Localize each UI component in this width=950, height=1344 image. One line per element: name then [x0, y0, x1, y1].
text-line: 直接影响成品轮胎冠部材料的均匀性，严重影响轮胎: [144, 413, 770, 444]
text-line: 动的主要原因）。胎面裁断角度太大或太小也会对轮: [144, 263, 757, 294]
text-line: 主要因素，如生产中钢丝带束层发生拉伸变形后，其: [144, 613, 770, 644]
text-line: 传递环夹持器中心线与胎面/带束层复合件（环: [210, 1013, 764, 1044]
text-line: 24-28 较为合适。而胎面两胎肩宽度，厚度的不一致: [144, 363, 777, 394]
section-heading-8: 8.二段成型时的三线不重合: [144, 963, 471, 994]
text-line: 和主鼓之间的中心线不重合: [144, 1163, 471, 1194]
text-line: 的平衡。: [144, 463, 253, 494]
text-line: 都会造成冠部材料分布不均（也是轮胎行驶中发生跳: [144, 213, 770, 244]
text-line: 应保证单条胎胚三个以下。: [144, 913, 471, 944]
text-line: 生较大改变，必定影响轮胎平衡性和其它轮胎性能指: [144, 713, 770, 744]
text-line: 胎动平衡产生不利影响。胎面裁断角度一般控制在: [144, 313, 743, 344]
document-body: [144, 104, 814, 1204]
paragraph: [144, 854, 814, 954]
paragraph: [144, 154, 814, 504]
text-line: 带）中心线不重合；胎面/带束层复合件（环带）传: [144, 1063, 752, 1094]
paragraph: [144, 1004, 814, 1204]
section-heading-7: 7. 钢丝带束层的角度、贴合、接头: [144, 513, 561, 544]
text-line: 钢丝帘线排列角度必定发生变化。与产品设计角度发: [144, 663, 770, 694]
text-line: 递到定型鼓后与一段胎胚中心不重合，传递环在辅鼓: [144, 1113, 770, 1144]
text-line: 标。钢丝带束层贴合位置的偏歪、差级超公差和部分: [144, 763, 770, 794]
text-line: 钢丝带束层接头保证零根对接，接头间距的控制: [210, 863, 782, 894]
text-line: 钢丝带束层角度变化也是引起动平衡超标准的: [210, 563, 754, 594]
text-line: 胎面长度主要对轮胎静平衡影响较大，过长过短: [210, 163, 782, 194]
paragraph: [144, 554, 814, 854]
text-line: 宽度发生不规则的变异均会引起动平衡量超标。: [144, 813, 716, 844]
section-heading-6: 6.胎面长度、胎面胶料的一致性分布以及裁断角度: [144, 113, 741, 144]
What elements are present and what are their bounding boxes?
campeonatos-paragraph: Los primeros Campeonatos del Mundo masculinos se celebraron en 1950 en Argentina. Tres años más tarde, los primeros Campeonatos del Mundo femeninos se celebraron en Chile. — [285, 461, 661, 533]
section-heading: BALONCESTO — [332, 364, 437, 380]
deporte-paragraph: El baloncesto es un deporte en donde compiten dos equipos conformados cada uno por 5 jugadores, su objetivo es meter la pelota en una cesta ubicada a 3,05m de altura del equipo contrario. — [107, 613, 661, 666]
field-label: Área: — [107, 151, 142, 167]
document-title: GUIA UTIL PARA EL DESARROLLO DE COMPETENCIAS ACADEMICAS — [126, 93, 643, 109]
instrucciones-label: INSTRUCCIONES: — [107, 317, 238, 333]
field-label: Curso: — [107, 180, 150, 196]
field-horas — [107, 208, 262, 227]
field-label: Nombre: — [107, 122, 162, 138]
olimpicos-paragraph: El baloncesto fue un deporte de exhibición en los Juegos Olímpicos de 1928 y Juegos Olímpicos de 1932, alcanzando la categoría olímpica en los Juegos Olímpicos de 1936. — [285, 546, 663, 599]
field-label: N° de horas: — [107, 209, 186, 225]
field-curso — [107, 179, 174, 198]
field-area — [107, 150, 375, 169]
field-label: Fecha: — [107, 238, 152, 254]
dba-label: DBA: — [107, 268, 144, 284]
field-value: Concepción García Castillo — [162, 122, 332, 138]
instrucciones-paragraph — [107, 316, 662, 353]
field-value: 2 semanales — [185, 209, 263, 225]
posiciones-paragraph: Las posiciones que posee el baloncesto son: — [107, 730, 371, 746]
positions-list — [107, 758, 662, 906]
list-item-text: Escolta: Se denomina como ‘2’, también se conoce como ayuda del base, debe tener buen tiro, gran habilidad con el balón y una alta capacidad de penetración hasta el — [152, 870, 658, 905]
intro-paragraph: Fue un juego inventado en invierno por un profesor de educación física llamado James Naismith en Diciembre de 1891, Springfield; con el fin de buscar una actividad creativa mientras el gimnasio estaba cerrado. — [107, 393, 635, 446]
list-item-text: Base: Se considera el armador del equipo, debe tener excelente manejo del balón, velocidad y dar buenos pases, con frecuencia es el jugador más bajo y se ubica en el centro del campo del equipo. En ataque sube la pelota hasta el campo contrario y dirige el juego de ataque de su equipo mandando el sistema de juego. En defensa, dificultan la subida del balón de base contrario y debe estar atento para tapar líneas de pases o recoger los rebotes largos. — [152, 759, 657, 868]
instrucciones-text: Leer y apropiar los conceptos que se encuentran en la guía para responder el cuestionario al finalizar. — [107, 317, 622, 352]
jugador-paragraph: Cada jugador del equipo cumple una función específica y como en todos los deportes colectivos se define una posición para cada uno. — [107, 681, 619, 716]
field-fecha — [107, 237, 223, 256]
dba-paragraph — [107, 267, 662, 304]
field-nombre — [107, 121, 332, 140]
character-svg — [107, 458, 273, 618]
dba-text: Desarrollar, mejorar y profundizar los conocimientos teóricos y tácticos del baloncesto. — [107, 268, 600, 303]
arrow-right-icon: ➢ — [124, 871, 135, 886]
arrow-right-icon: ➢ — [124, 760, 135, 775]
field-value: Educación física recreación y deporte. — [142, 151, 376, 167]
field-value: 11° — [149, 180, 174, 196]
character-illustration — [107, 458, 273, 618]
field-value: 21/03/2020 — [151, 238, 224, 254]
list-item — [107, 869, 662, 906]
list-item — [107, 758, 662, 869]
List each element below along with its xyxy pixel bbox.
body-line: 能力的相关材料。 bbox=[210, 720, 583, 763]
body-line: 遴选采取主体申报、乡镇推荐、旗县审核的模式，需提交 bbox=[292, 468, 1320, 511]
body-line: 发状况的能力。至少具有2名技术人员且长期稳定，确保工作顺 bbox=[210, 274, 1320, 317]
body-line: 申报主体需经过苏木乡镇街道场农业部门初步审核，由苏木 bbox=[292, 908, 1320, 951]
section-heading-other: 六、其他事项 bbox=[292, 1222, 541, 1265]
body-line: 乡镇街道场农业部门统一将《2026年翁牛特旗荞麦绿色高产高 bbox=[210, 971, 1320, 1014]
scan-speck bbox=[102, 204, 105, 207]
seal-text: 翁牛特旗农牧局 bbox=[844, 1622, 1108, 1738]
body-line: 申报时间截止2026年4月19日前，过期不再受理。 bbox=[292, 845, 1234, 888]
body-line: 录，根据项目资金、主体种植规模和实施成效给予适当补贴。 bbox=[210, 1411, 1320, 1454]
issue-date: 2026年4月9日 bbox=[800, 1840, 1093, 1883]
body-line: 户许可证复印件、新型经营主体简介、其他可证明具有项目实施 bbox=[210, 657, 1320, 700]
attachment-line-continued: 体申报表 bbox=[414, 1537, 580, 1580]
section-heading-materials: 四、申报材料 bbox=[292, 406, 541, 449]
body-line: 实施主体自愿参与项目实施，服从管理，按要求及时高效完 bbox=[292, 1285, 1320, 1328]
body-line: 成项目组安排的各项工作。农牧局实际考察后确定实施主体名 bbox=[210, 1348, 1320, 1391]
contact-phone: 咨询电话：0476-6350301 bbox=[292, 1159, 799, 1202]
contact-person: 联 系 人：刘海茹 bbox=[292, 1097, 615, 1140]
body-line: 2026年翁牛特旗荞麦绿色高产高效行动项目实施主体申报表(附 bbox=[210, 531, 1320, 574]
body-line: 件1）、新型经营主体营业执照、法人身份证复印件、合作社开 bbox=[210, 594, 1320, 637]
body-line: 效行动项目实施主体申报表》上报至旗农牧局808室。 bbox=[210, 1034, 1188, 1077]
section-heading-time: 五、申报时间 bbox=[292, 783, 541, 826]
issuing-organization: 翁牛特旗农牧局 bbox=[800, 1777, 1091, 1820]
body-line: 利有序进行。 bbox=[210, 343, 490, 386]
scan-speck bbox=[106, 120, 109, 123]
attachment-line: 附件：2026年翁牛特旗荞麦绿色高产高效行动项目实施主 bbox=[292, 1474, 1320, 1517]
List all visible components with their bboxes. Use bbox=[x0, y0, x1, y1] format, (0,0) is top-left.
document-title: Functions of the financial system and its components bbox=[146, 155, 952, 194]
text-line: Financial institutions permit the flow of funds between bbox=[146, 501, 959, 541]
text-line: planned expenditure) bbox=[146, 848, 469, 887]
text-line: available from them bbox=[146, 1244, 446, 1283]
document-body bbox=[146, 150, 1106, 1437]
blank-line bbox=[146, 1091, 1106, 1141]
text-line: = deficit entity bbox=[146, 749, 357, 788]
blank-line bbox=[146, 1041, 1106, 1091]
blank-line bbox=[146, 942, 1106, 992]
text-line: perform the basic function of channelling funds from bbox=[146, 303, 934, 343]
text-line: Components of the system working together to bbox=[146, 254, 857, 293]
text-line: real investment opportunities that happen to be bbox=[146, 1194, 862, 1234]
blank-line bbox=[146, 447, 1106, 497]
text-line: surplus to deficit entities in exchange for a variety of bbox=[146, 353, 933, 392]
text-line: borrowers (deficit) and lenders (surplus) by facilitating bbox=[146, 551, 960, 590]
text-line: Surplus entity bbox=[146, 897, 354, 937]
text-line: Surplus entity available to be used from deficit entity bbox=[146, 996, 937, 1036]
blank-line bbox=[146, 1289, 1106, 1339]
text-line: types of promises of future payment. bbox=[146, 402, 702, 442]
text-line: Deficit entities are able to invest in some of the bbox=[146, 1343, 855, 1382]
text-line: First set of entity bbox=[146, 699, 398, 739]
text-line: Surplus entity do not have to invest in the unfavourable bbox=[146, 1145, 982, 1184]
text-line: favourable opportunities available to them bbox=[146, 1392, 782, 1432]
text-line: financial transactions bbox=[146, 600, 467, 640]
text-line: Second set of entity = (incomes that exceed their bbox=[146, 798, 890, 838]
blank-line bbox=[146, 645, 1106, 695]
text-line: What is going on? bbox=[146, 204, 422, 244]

****************************************

**The task**
Switch "传递环" to "转移环" everywhere from the first line down to the line containing "text-line: 递到定型鼓后与一段胎胚中心不重合，传递环在辅鼓: [144, 1113, 770, 1144]", and give back only those lines with nothing else altered.

**Solution below**
Localize each UI component in this width=950, height=1344 image. One line per element: name then [x0, y0, x1, y1].
text-line: 直接影响成品轮胎冠部材料的均匀性，严重影响轮胎: [144, 413, 770, 444]
text-line: 动的主要原因）。胎面裁断角度太大或太小也会对轮: [144, 263, 757, 294]
text-line: 主要因素，如生产中钢丝带束层发生拉伸变形后，其: [144, 613, 770, 644]
text-line: 转移环夹持器中心线与胎面/带束层复合件（环: [210, 1013, 764, 1044]
text-line: 24-28 较为合适。而胎面两胎肩宽度，厚度的不一致: [144, 363, 777, 394]
section-heading-8: 8.二段成型时的三线不重合: [144, 963, 471, 994]
text-line: 和主鼓之间的中心线不重合: [144, 1163, 471, 1194]
text-line: 的平衡。: [144, 463, 253, 494]
text-line: 都会造成冠部材料分布不均（也是轮胎行驶中发生跳: [144, 213, 770, 244]
text-line: 应保证单条胎胚三个以下。: [144, 913, 471, 944]
text-line: 生较大改变，必定影响轮胎平衡性和其它轮胎性能指: [144, 713, 770, 744]
text-line: 胎动平衡产生不利影响。胎面裁断角度一般控制在: [144, 313, 743, 344]
document-body: [144, 104, 814, 1204]
paragraph: [144, 854, 814, 954]
paragraph: [144, 154, 814, 504]
text-line: 带）中心线不重合；胎面/带束层复合件（环带）传: [144, 1063, 752, 1094]
paragraph: [144, 1004, 814, 1204]
section-heading-7: 7. 钢丝带束层的角度、贴合、接头: [144, 513, 561, 544]
text-line: 钢丝帘线排列角度必定发生变化。与产品设计角度发: [144, 663, 770, 694]
text-line: 递到定型鼓后与一段胎胚中心不重合，转移环在辅鼓: [144, 1113, 770, 1144]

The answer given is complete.